Copy all lines below exactly as written. Leave pictures out.

'''

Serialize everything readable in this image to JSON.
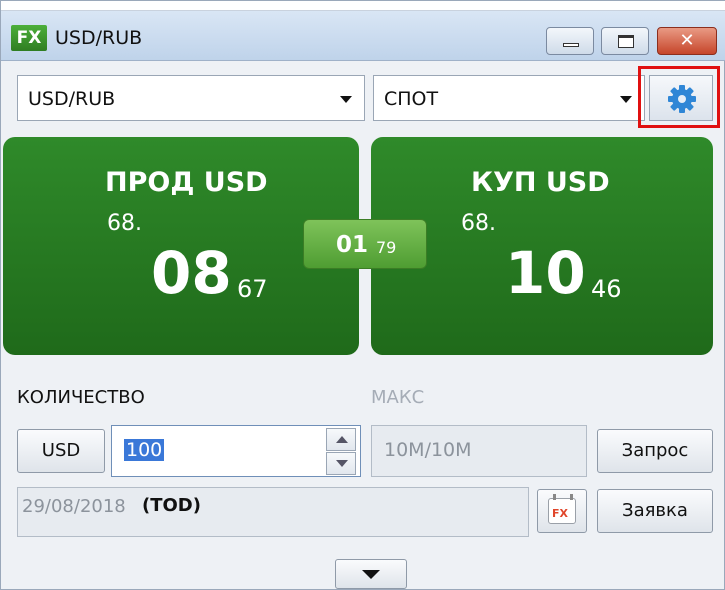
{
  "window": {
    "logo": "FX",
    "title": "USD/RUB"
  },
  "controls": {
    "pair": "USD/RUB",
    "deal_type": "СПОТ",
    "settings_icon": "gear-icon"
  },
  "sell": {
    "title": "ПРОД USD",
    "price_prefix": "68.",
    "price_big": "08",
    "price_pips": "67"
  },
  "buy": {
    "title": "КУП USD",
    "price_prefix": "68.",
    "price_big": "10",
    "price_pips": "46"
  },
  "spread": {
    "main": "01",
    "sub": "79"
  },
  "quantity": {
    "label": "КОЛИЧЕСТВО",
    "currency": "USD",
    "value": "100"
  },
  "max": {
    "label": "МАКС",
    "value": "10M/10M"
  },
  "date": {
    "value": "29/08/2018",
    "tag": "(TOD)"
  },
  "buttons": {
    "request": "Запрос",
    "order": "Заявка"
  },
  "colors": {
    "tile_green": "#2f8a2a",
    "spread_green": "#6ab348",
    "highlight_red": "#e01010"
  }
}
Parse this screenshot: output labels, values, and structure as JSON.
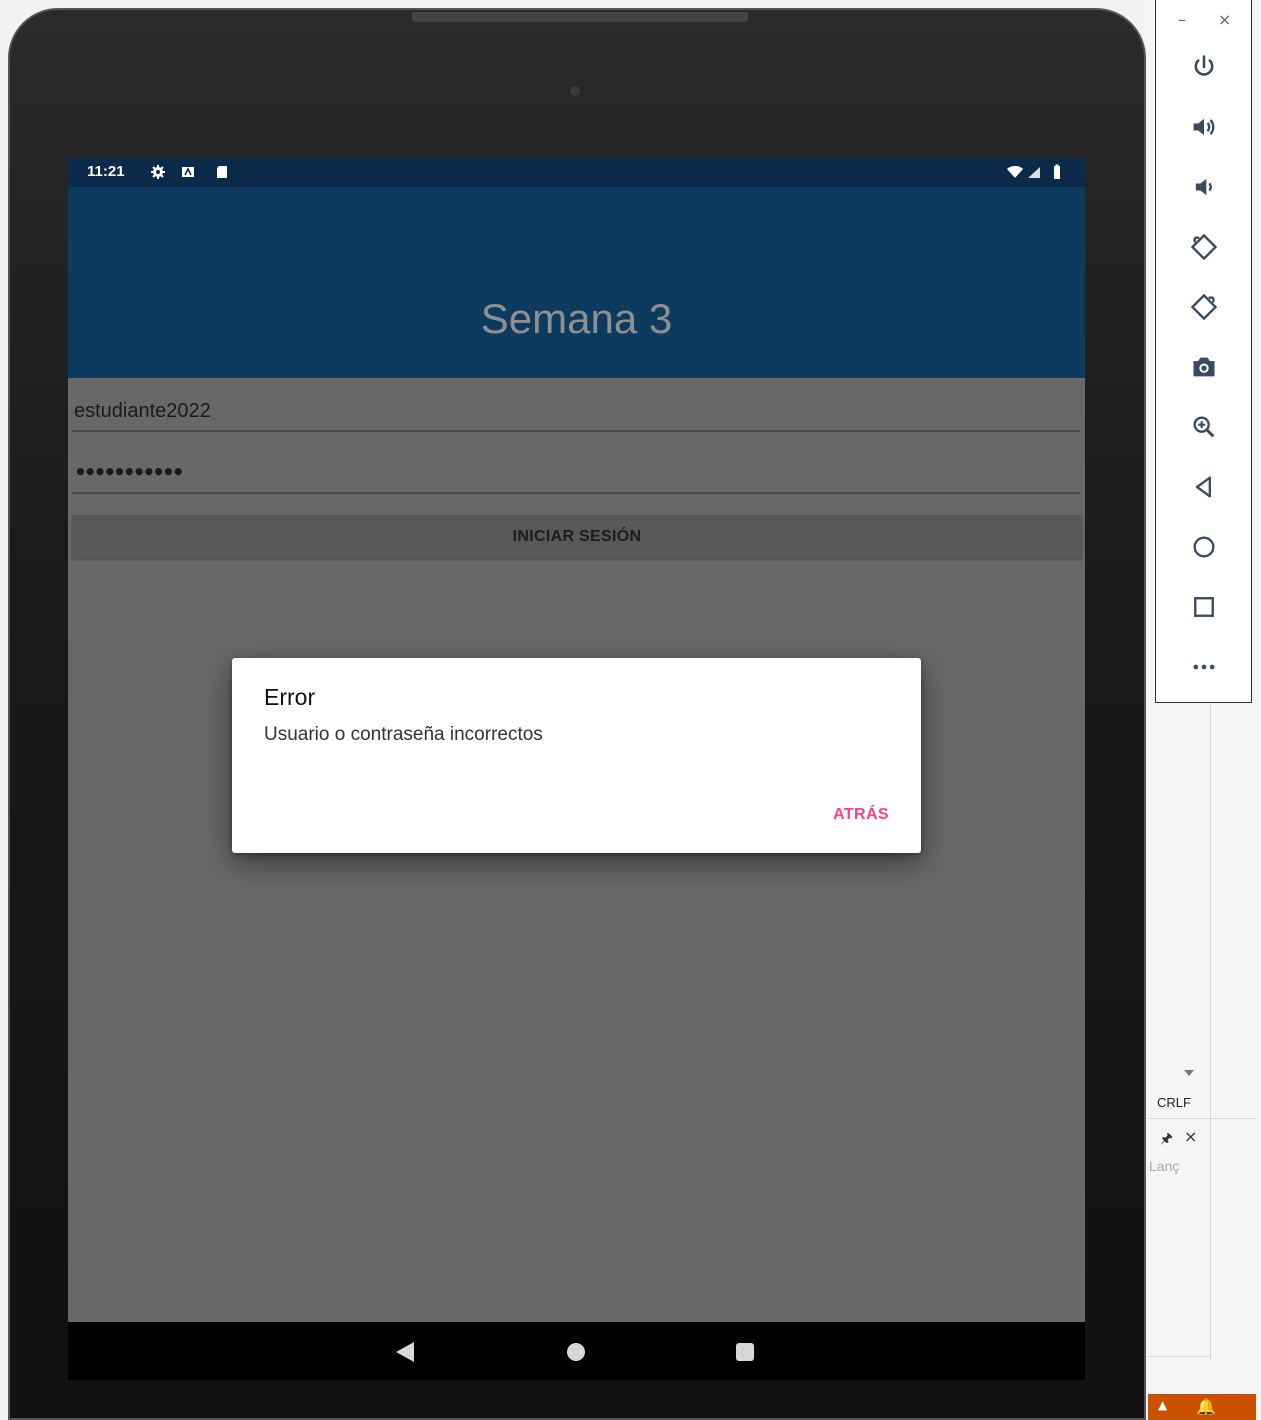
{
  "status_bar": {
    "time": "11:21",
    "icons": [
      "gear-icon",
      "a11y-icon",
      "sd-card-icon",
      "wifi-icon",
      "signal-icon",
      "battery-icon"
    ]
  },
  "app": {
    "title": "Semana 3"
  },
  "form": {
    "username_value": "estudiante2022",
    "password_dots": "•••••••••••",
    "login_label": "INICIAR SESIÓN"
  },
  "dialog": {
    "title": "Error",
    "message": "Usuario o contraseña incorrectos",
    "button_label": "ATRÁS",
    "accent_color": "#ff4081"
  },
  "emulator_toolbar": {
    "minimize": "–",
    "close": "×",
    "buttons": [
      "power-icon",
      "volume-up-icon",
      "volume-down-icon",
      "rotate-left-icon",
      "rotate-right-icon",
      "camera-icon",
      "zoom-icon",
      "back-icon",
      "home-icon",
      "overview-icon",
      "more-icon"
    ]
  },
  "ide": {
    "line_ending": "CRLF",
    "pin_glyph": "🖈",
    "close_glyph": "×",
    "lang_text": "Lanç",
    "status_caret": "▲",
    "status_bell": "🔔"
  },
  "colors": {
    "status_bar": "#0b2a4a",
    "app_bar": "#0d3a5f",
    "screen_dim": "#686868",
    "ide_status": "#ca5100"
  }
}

'''

* **EXERCISE ANSWER**
Serialize everything readable in this image to JSON.
{
  "window": {
    "logo": "FX",
    "title": "USD/RUB"
  },
  "controls": {
    "pair": "USD/RUB",
    "deal_type": "СПОТ",
    "settings_icon": "gear-icon"
  },
  "sell": {
    "title": "ПРОД USD",
    "price_prefix": "68.",
    "price_big": "08",
    "price_pips": "67"
  },
  "buy": {
    "title": "КУП USD",
    "price_prefix": "68.",
    "price_big": "10",
    "price_pips": "46"
  },
  "spread": {
    "main": "01",
    "sub": "79"
  },
  "quantity": {
    "label": "КОЛИЧЕСТВО",
    "currency": "USD",
    "value": "100"
  },
  "max": {
    "label": "МАКС",
    "value": "10M/10M"
  },
  "date": {
    "value": "29/08/2018",
    "tag": "(TOD)"
  },
  "buttons": {
    "request": "Запрос",
    "order": "Заявка"
  },
  "colors": {
    "tile_green": "#2f8a2a",
    "spread_green": "#6ab348",
    "highlight_red": "#e01010"
  }
}
Parse this screenshot: output labels, values, and structure as JSON.
{
  "status_bar": {
    "time": "11:21",
    "icons": [
      "gear-icon",
      "a11y-icon",
      "sd-card-icon",
      "wifi-icon",
      "signal-icon",
      "battery-icon"
    ]
  },
  "app": {
    "title": "Semana 3"
  },
  "form": {
    "username_value": "estudiante2022",
    "password_dots": "•••••••••••",
    "login_label": "INICIAR SESIÓN"
  },
  "dialog": {
    "title": "Error",
    "message": "Usuario o contraseña incorrectos",
    "button_label": "ATRÁS",
    "accent_color": "#ff4081"
  },
  "emulator_toolbar": {
    "minimize": "–",
    "close": "×",
    "buttons": [
      "power-icon",
      "volume-up-icon",
      "volume-down-icon",
      "rotate-left-icon",
      "rotate-right-icon",
      "camera-icon",
      "zoom-icon",
      "back-icon",
      "home-icon",
      "overview-icon",
      "more-icon"
    ]
  },
  "ide": {
    "line_ending": "CRLF",
    "pin_glyph": "🖈",
    "close_glyph": "×",
    "lang_text": "Lanç",
    "status_caret": "▲",
    "status_bell": "🔔"
  },
  "colors": {
    "status_bar": "#0b2a4a",
    "app_bar": "#0d3a5f",
    "screen_dim": "#686868",
    "ide_status": "#ca5100"
  }
}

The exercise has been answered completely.